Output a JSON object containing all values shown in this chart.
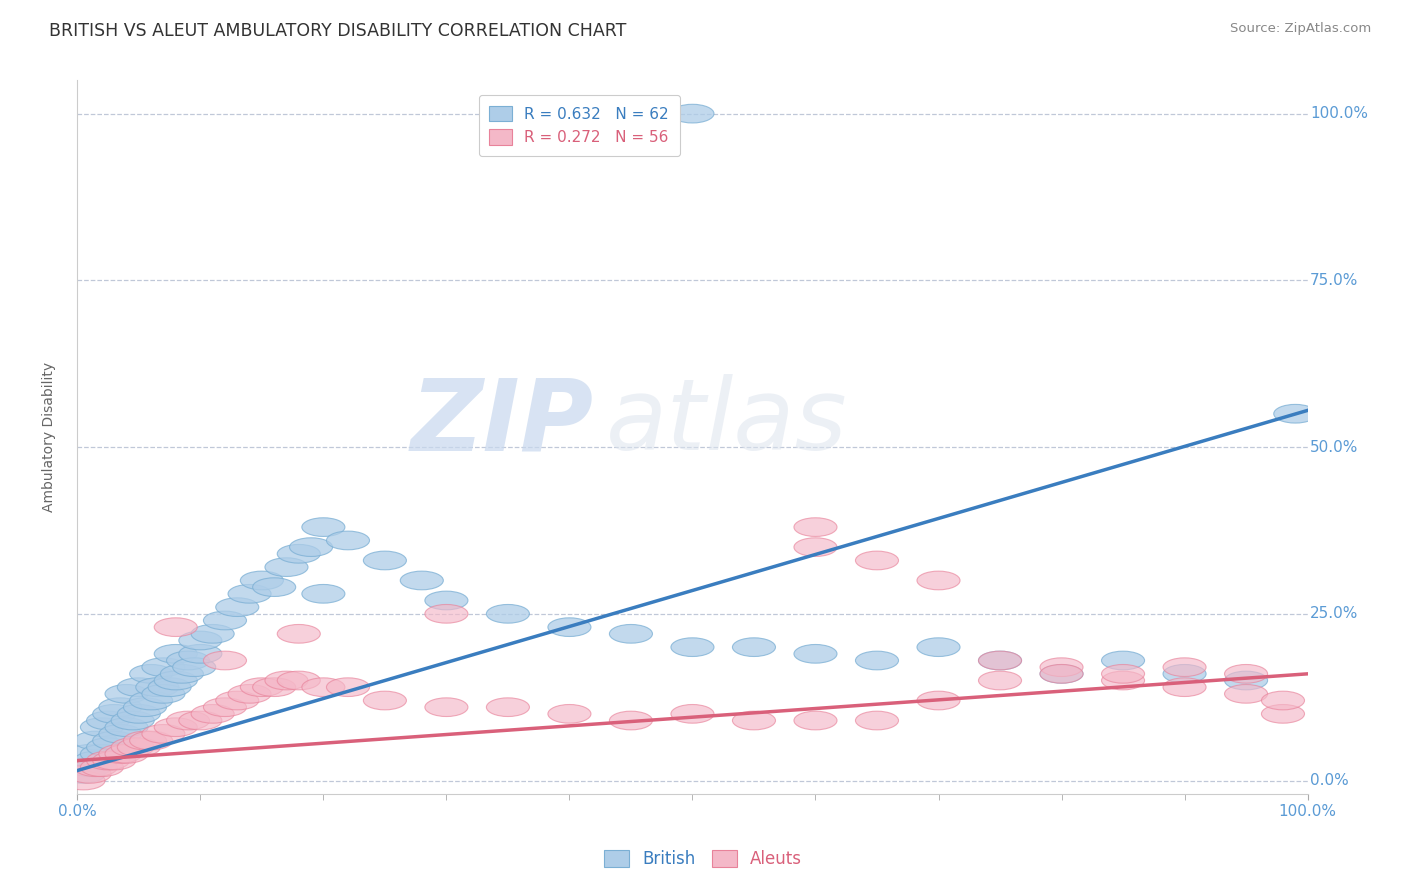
{
  "title": "BRITISH VS ALEUT AMBULATORY DISABILITY CORRELATION CHART",
  "source": "Source: ZipAtlas.com",
  "ylabel": "Ambulatory Disability",
  "ytick_labels": [
    "0.0%",
    "25.0%",
    "50.0%",
    "75.0%",
    "100.0%"
  ],
  "ytick_values": [
    0,
    25,
    50,
    75,
    100
  ],
  "xlim": [
    0,
    100
  ],
  "ylim": [
    -2,
    105
  ],
  "legend_british": "R = 0.632   N = 62",
  "legend_aleuts": "R = 0.272   N = 56",
  "british_color": "#aecde8",
  "aleuts_color": "#f4b8c8",
  "british_edge_color": "#7bafd4",
  "aleuts_edge_color": "#e8829a",
  "british_line_color": "#3a7dbf",
  "aleuts_line_color": "#d9607a",
  "background_color": "#ffffff",
  "watermark_zip": "ZIP",
  "watermark_atlas": "atlas",
  "british_points_x": [
    0.5,
    1,
    1,
    1.5,
    1.5,
    2,
    2,
    2.5,
    2.5,
    3,
    3,
    3.5,
    3.5,
    4,
    4,
    4.5,
    5,
    5,
    5.5,
    6,
    6,
    6.5,
    7,
    7,
    7.5,
    8,
    8,
    8.5,
    9,
    9.5,
    10,
    10,
    11,
    12,
    13,
    14,
    15,
    16,
    17,
    18,
    19,
    20,
    22,
    25,
    28,
    30,
    35,
    40,
    45,
    50,
    55,
    60,
    65,
    70,
    75,
    80,
    85,
    90,
    95,
    99,
    50,
    20
  ],
  "british_points_y": [
    1,
    2,
    4,
    3,
    6,
    4,
    8,
    5,
    9,
    6,
    10,
    7,
    11,
    8,
    13,
    9,
    10,
    14,
    11,
    12,
    16,
    14,
    13,
    17,
    14,
    15,
    19,
    16,
    18,
    17,
    19,
    21,
    22,
    24,
    26,
    28,
    30,
    29,
    32,
    34,
    35,
    38,
    36,
    33,
    30,
    27,
    25,
    23,
    22,
    20,
    20,
    19,
    18,
    20,
    18,
    16,
    18,
    16,
    15,
    55,
    100,
    28
  ],
  "aleuts_points_x": [
    0.5,
    1,
    1.5,
    2,
    2.5,
    3,
    3.5,
    4,
    4.5,
    5,
    5.5,
    6,
    7,
    8,
    9,
    10,
    11,
    12,
    13,
    14,
    15,
    16,
    17,
    18,
    20,
    22,
    25,
    30,
    35,
    40,
    45,
    50,
    55,
    60,
    65,
    70,
    75,
    80,
    85,
    90,
    95,
    98,
    8,
    12,
    18,
    30,
    60,
    65,
    70,
    75,
    80,
    85,
    90,
    95,
    98,
    60
  ],
  "aleuts_points_y": [
    0,
    1,
    2,
    2,
    3,
    3,
    4,
    4,
    5,
    5,
    6,
    6,
    7,
    8,
    9,
    9,
    10,
    11,
    12,
    13,
    14,
    14,
    15,
    15,
    14,
    14,
    12,
    11,
    11,
    10,
    9,
    10,
    9,
    9,
    9,
    12,
    15,
    17,
    15,
    17,
    13,
    10,
    23,
    18,
    22,
    25,
    35,
    33,
    30,
    18,
    16,
    16,
    14,
    16,
    12,
    38
  ],
  "british_slope": 0.54,
  "british_intercept": 1.5,
  "aleuts_slope": 0.13,
  "aleuts_intercept": 3.0
}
=-=-=-=-=
In the copy, include no pictures; restate the listing above exactly.

Output a JSON object containing all values shown in this chart.
{
  "title": "BRITISH VS ALEUT AMBULATORY DISABILITY CORRELATION CHART",
  "source": "Source: ZipAtlas.com",
  "ylabel": "Ambulatory Disability",
  "ytick_labels": [
    "0.0%",
    "25.0%",
    "50.0%",
    "75.0%",
    "100.0%"
  ],
  "ytick_values": [
    0,
    25,
    50,
    75,
    100
  ],
  "xlim": [
    0,
    100
  ],
  "ylim": [
    -2,
    105
  ],
  "legend_british": "R = 0.632   N = 62",
  "legend_aleuts": "R = 0.272   N = 56",
  "british_color": "#aecde8",
  "aleuts_color": "#f4b8c8",
  "british_edge_color": "#7bafd4",
  "aleuts_edge_color": "#e8829a",
  "british_line_color": "#3a7dbf",
  "aleuts_line_color": "#d9607a",
  "background_color": "#ffffff",
  "watermark_zip": "ZIP",
  "watermark_atlas": "atlas",
  "british_points_x": [
    0.5,
    1,
    1,
    1.5,
    1.5,
    2,
    2,
    2.5,
    2.5,
    3,
    3,
    3.5,
    3.5,
    4,
    4,
    4.5,
    5,
    5,
    5.5,
    6,
    6,
    6.5,
    7,
    7,
    7.5,
    8,
    8,
    8.5,
    9,
    9.5,
    10,
    10,
    11,
    12,
    13,
    14,
    15,
    16,
    17,
    18,
    19,
    20,
    22,
    25,
    28,
    30,
    35,
    40,
    45,
    50,
    55,
    60,
    65,
    70,
    75,
    80,
    85,
    90,
    95,
    99,
    50,
    20
  ],
  "british_points_y": [
    1,
    2,
    4,
    3,
    6,
    4,
    8,
    5,
    9,
    6,
    10,
    7,
    11,
    8,
    13,
    9,
    10,
    14,
    11,
    12,
    16,
    14,
    13,
    17,
    14,
    15,
    19,
    16,
    18,
    17,
    19,
    21,
    22,
    24,
    26,
    28,
    30,
    29,
    32,
    34,
    35,
    38,
    36,
    33,
    30,
    27,
    25,
    23,
    22,
    20,
    20,
    19,
    18,
    20,
    18,
    16,
    18,
    16,
    15,
    55,
    100,
    28
  ],
  "aleuts_points_x": [
    0.5,
    1,
    1.5,
    2,
    2.5,
    3,
    3.5,
    4,
    4.5,
    5,
    5.5,
    6,
    7,
    8,
    9,
    10,
    11,
    12,
    13,
    14,
    15,
    16,
    17,
    18,
    20,
    22,
    25,
    30,
    35,
    40,
    45,
    50,
    55,
    60,
    65,
    70,
    75,
    80,
    85,
    90,
    95,
    98,
    8,
    12,
    18,
    30,
    60,
    65,
    70,
    75,
    80,
    85,
    90,
    95,
    98,
    60
  ],
  "aleuts_points_y": [
    0,
    1,
    2,
    2,
    3,
    3,
    4,
    4,
    5,
    5,
    6,
    6,
    7,
    8,
    9,
    9,
    10,
    11,
    12,
    13,
    14,
    14,
    15,
    15,
    14,
    14,
    12,
    11,
    11,
    10,
    9,
    10,
    9,
    9,
    9,
    12,
    15,
    17,
    15,
    17,
    13,
    10,
    23,
    18,
    22,
    25,
    35,
    33,
    30,
    18,
    16,
    16,
    14,
    16,
    12,
    38
  ],
  "british_slope": 0.54,
  "british_intercept": 1.5,
  "aleuts_slope": 0.13,
  "aleuts_intercept": 3.0
}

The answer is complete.